Given task:
Below are the records; locate each line with the word "Suppose" and copy it.
= = =
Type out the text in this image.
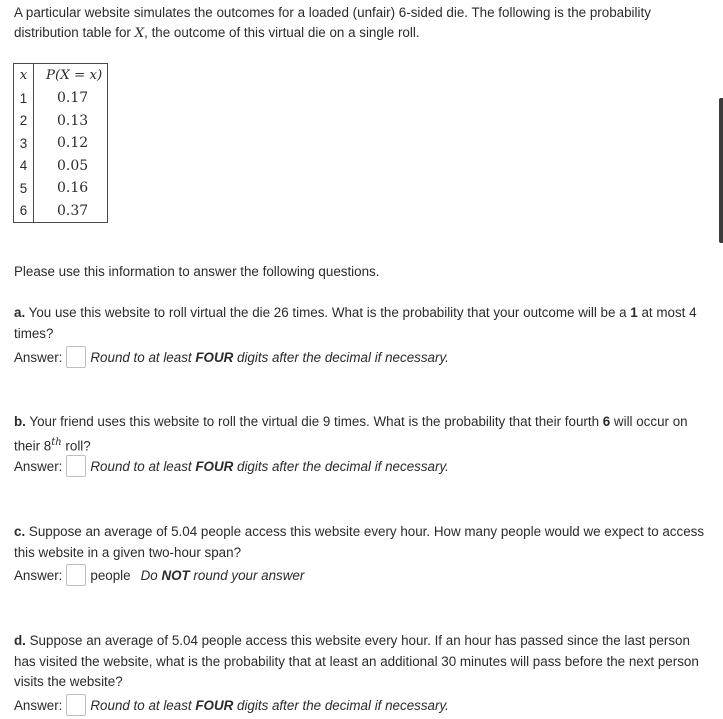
A particular website simulates the outcomes for a loaded (unfair) 6-sided die. The following is the probability distribution table for X, the outcome of this virtual die on a single roll.
x	P(X = x)
1	0.17
2	0.13
3	0.12
4	0.05
5	0.16
6	0.37
Please use this information to answer the following questions.
a. You use this website to roll virtual the die 26 times. What is the probability that your outcome will be a 1 at most 4 times?
Answer: Round to at least FOUR digits after the decimal if necessary.
b. Your friend uses this website to roll the virtual die 9 times. What is the probability that their fourth 6 will occur on their 8th roll?
Answer: Round to at least FOUR digits after the decimal if necessary.
c. Suppose an average of 5.04 people access this website every hour. How many people would we expect to access this website in a given two-hour span?
Answer: people Do NOT round your answer
d. Suppose an average of 5.04 people access this website every hour. If an hour has passed since the last person has visited the website, what is the probability that at least an additional 30 minutes will pass before the next person visits the website?
Answer: Round to at least FOUR digits after the decimal if necessary.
= = =
Full answer:
c. Suppose an average of 5.04 people access this website every hour. How many people would we expect to access this website in a given two-hour span?
d. Suppose an average of 5.04 people access this website every hour. If an hour has passed since the last person has visited the website, what is the probability that at least an additional 30 minutes will pass before the next person visits the website?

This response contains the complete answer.